But an early reference work that listed the word—John Bartlett, Dictionary of Americanisms (1848)—lists a different etymology:

CAHOOT. Probably from cohort, Spanish and French, defined in the old French and English Dictionary of Hollyband, 1593, as "a company, a band." It is used at the South and West [of the United States] to denote a company or union of men for a predatory excursion, and sometimes for a partnership in business.

A Google Books search reveals that John Jamieson, An Etymological Dictionary of the Scottish Language (1808) lists cahute as a Scottish word (drawn from French) with two meanings:

CAHUTE, s. 1. The cabin of a ship. [Example:] Into the Katherine thou made a foul cahute. Evergreen, ii. 71. at 26. Katherine is the name of the ship here referred to. This is probably the primary sense. 2. A small or private apartment of any kind. [Example omitted.]

Germ. kaiute, koiute, the cabin of a ship, Su.G. kaijuta, id. Wachter derives the term from koie, a place inclosed; Belg. schaaps-kooi, a fold for sheep. C. B. cau, to shut; Gr κωοι, caverna. He also mentions Gr. κεω cubo, and κοιτη cubile, as probable roots of koie and koiute. Fr. cahute, a hut, a cottage; Ir. ca, cai, a house.

————————

**Requests:**
[A] Repeat the lines of the records from the one containing "23, 665, 367]" through the one containing "146, 327, 367]", including both of those lines.
[B] Carry on the passage about the origin of "cahoot" from its last sentence.
The records that follow are unrelated to the passage on the word "cahoot."

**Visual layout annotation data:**
————————

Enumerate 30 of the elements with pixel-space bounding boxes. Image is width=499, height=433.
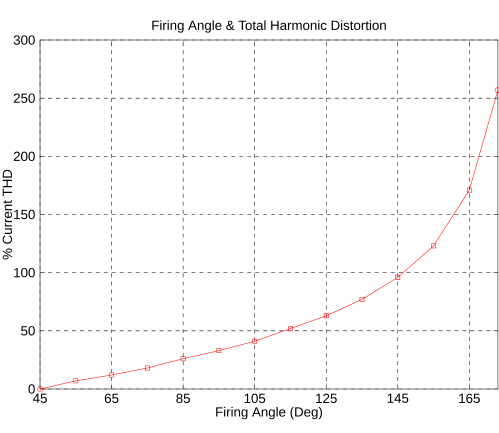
x-tick-label: 85 <box>176 394 190 404</box>
y-tick-label: 250 <box>14 94 35 103</box>
y-axis-title: % Current THD <box>2 170 12 260</box>
point <box>252 338 258 344</box>
point <box>216 348 222 354</box>
point <box>73 378 78 384</box>
x-axis-title: Firing Angle (Deg) <box>216 406 322 420</box>
point <box>180 356 186 362</box>
point <box>466 188 472 192</box>
y-tick-label: 0 <box>28 384 35 394</box>
point <box>144 366 150 370</box>
y-tick-label: 100 <box>14 268 35 278</box>
chart-title: Firing Angle & Total Harmonic Distortion <box>152 20 386 33</box>
point <box>288 326 293 331</box>
point <box>38 386 42 392</box>
point <box>360 297 364 302</box>
point <box>395 274 400 280</box>
x-tick-label: 65 <box>104 394 118 404</box>
y-tick-label: 200 <box>14 152 35 162</box>
x-tick-label: 105 <box>244 394 266 404</box>
point <box>324 313 329 318</box>
x-tick-label: 165 <box>459 394 480 404</box>
point <box>431 244 436 248</box>
y-tick-label: 300 <box>14 35 35 45</box>
point <box>109 372 114 378</box>
x-tick-label: 145 <box>388 394 408 403</box>
x-tick-label: 125 <box>316 394 337 404</box>
x-tick-label: 45 <box>32 394 47 403</box>
y-tick-label: 50 <box>21 326 35 336</box>
y-tick-label: 150 <box>14 210 35 220</box>
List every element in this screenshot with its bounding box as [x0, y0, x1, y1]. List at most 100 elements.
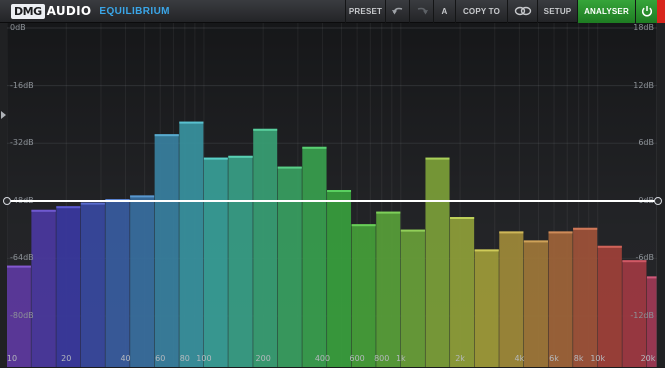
right-side-strip	[657, 23, 665, 367]
spectrum-bar-cap	[327, 190, 352, 192]
spectrum-bar-cap	[130, 195, 155, 198]
spectrum-bar-cap	[573, 227, 598, 230]
frequency-label: 80	[179, 354, 190, 363]
spectrum-bar	[105, 199, 130, 367]
spectrum-bar	[351, 224, 376, 367]
spectrum-bar-cap	[31, 209, 56, 212]
spectrum-bar-cap	[277, 166, 302, 169]
left-db-label: 0dB	[10, 23, 26, 32]
spectrum-bar	[253, 128, 278, 367]
spectrum-chart	[7, 23, 657, 367]
right-gain-handle[interactable]	[654, 196, 662, 205]
spectrum-bar-cap	[499, 231, 524, 234]
spectrum-bar-cap	[80, 202, 105, 205]
spectrum-bar	[646, 276, 657, 367]
spectrum-analyser-display[interactable]: 0dB18dB-16dB12dB-32dB6dB-48dB0dB-64dB-6d…	[7, 23, 657, 367]
spectrum-bar-cap	[597, 245, 622, 248]
frequency-label: 20k	[640, 354, 656, 363]
spectrum-bar-cap	[7, 265, 31, 268]
power-button[interactable]	[635, 0, 657, 23]
spectrum-bar-cap	[56, 206, 81, 209]
left-gain-handle[interactable]	[3, 196, 11, 205]
spectrum-bar-cap	[646, 276, 657, 279]
spectrum-bar-cap	[376, 211, 401, 214]
undo-icon	[391, 7, 402, 15]
frequency-label: 100	[196, 354, 212, 363]
spectrum-bar	[179, 121, 204, 367]
spectrum-bar-cap	[474, 249, 499, 252]
spectrum-bar	[203, 157, 228, 367]
right-db-label: 18dB	[633, 23, 654, 32]
frequency-label: 4k	[514, 354, 525, 363]
frequency-label: 40	[120, 354, 131, 363]
spectrum-bar-cap	[203, 157, 228, 160]
link-icon	[514, 6, 531, 16]
left-side-strip	[0, 23, 7, 367]
product-name: EQUILIBRIUM	[99, 5, 170, 17]
spectrum-bar-cap	[622, 260, 647, 263]
frequency-label: 6k	[549, 354, 559, 363]
spectrum-bar	[302, 146, 327, 367]
spectrum-bar-cap	[425, 157, 450, 160]
redo-button[interactable]	[409, 0, 433, 23]
ab-compare-button[interactable]: A	[433, 0, 455, 23]
clip-indicator	[657, 0, 665, 23]
spectrum-bar-cap	[400, 229, 425, 232]
power-icon	[641, 6, 652, 17]
frequency-label: 400	[314, 354, 331, 363]
spectrum-bar-cap	[548, 231, 573, 234]
undo-button[interactable]	[385, 0, 409, 23]
spectrum-bar	[573, 227, 598, 367]
spectrum-bar	[474, 249, 499, 367]
spectrum-bar	[277, 166, 302, 367]
spectrum-bar	[31, 209, 56, 367]
spectrum-bar	[80, 202, 105, 367]
analyser-button[interactable]: ANALYSER	[577, 0, 635, 23]
brand-audio-text: AUDIO	[46, 4, 92, 18]
dmg-logo: DMG	[11, 3, 45, 19]
spectrum-bar-cap	[523, 240, 548, 243]
frequency-label: 200	[255, 354, 271, 363]
preset-button[interactable]: PRESET	[345, 0, 385, 23]
link-button[interactable]	[507, 0, 537, 23]
spectrum-bar	[376, 211, 401, 367]
spectrum-bar-cap	[154, 134, 179, 137]
right-db-label: -6dB	[635, 253, 654, 263]
spectrum-bar	[400, 229, 425, 367]
spectrum-bar	[548, 231, 573, 367]
spectrum-bar	[327, 190, 352, 367]
frequency-label: 2k	[455, 354, 465, 363]
left-db-label: -16dB	[10, 80, 34, 90]
spectrum-bar	[425, 157, 450, 367]
spectrum-bar	[622, 260, 647, 367]
frequency-label: 8k	[573, 354, 584, 363]
setup-button[interactable]: SETUP	[537, 0, 577, 23]
spectrum-bar-cap	[228, 155, 253, 158]
spectrum-bar	[228, 155, 253, 367]
zero-db-reference-line[interactable]	[7, 199, 657, 202]
spectrum-bar	[130, 195, 155, 367]
right-db-label: 12dB	[633, 80, 654, 90]
frequency-label: 600	[349, 354, 365, 363]
frequency-label: 60	[155, 354, 166, 363]
spectrum-bar-cap	[450, 217, 475, 219]
frequency-label: 20	[61, 354, 72, 363]
left-db-label: -32dB	[10, 138, 34, 148]
spectrum-bar	[523, 240, 548, 367]
right-db-label: -12dB	[630, 311, 654, 320]
copy-to-button[interactable]: COPY TO	[455, 0, 507, 23]
frequency-label: 10	[7, 354, 18, 363]
spectrum-bars	[7, 121, 657, 367]
left-db-label: -80dB	[10, 311, 34, 320]
spectrum-bar	[7, 265, 31, 367]
side-expand-arrow-icon[interactable]	[1, 111, 6, 119]
spectrum-bar	[56, 206, 81, 367]
spectrum-bar	[597, 245, 622, 367]
brand: DMG AUDIO EQUILIBRIUM	[0, 0, 170, 23]
frequency-label: 10k	[590, 354, 606, 363]
left-db-label: -64dB	[10, 253, 34, 263]
spectrum-bar-cap	[351, 224, 376, 227]
spectrum-bar	[450, 217, 475, 367]
spectrum-bar	[499, 231, 524, 367]
spectrum-bar-cap	[179, 121, 204, 124]
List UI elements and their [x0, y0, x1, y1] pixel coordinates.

————————

**Task-by-task results:**
[A]
right-side-strip	[657, 23, 665, 367]
spectrum-bar-cap	[327, 190, 352, 192]
spectrum-bar-cap	[130, 195, 155, 198]
spectrum-bar-cap	[573, 227, 598, 230]
frequency-label: 80	[179, 354, 190, 363]
spectrum-bar	[105, 199, 130, 367]
spectrum-bar	[351, 224, 376, 367]
spectrum-bar-cap	[31, 209, 56, 212]
spectrum-bar-cap	[277, 166, 302, 169]
left-db-label: 0dB	[10, 23, 26, 32]
spectrum-bar	[253, 128, 278, 367]
spectrum-chart	[7, 23, 657, 367]
right-gain-handle[interactable]	[654, 196, 662, 205]
spectrum-bar-cap	[499, 231, 524, 234]
spectrum-bar-cap	[80, 202, 105, 205]
spectrum-bar	[646, 276, 657, 367]
spectrum-analyser-display[interactable]: 0dB18dB-16dB12dB-32dB6dB-48dB0dB-64dB-6d…	[7, 23, 657, 367]
spectrum-bar-cap	[597, 245, 622, 248]
frequency-label: 20k	[640, 354, 656, 363]
spectrum-bar-cap	[7, 265, 31, 268]
power-button[interactable]	[635, 0, 657, 23]
spectrum-bar-cap	[56, 206, 81, 209]
left-gain-handle[interactable]	[3, 196, 11, 205]
spectrum-bar-cap	[646, 276, 657, 279]
spectrum-bar-cap	[376, 211, 401, 214]
undo-icon	[391, 7, 402, 15]
frequency-label: 100	[196, 354, 212, 363]
spectrum-bar	[179, 121, 204, 367]
spectrum-bar-cap	[474, 249, 499, 252]
spectrum-bar	[203, 157, 228, 367]
right-db-label: 18dB	[633, 23, 654, 32]
frequency-label: 4k	[514, 354, 525, 363]
frequency-label: 40	[120, 354, 131, 363]
spectrum-bar-cap	[203, 157, 228, 160]
link-icon	[514, 6, 531, 16]
left-side-strip	[0, 23, 7, 367]
product-name: EQUILIBRIUM	[99, 5, 170, 17]
spectrum-bar-cap	[622, 260, 647, 263]
frequency-label: 6k	[549, 354, 559, 363]
spectrum-bar	[302, 146, 327, 367]

[B]
This would tend to strengthen Merriam-Webster's theory that cahoot originated with the French cahute, since Scottish immigrants to the United States might have brought Scottish cahute with them.

On the other hand, the 1829 instance of cahoot cited by Merriam-Webster is probably the following one (cited in J.E. Lighter, Random House Historical Dictionary of American Slang [1993] as being from 1829), from Samuel Kirkham, English Grammar in Familiar Lectures (1831), in a chapter on "Provincialisms" and a subsection on instances from Maryland, Virginia, Kentucky, or Mississippi:

Hese in cahoot with me.

which is corrected by Kirkham to

He is in partnership with me.

The 1833 edition of Kirkham has cohoot for cahoot, and J.L. Lighter indicates that the 1829 edition did as well, which suggests that the word may first have appeared in U.S. English with the spelling cohoot—which certainly has more in common with cohort than with cahute. For its part, Lighter approaches the etymology question with caution:

cahoot n {orig. uncert.; perh. [from] F cahute 'cabin, hut'}


So I have three questions:

  1. Where did cahoot come from?

  2. When was it first used in written English?

  3. How did it acquire its lingering pejorative sense (mentioned in Bartlett in 1848 as referring to "a company or union of men for a predatory excursion")?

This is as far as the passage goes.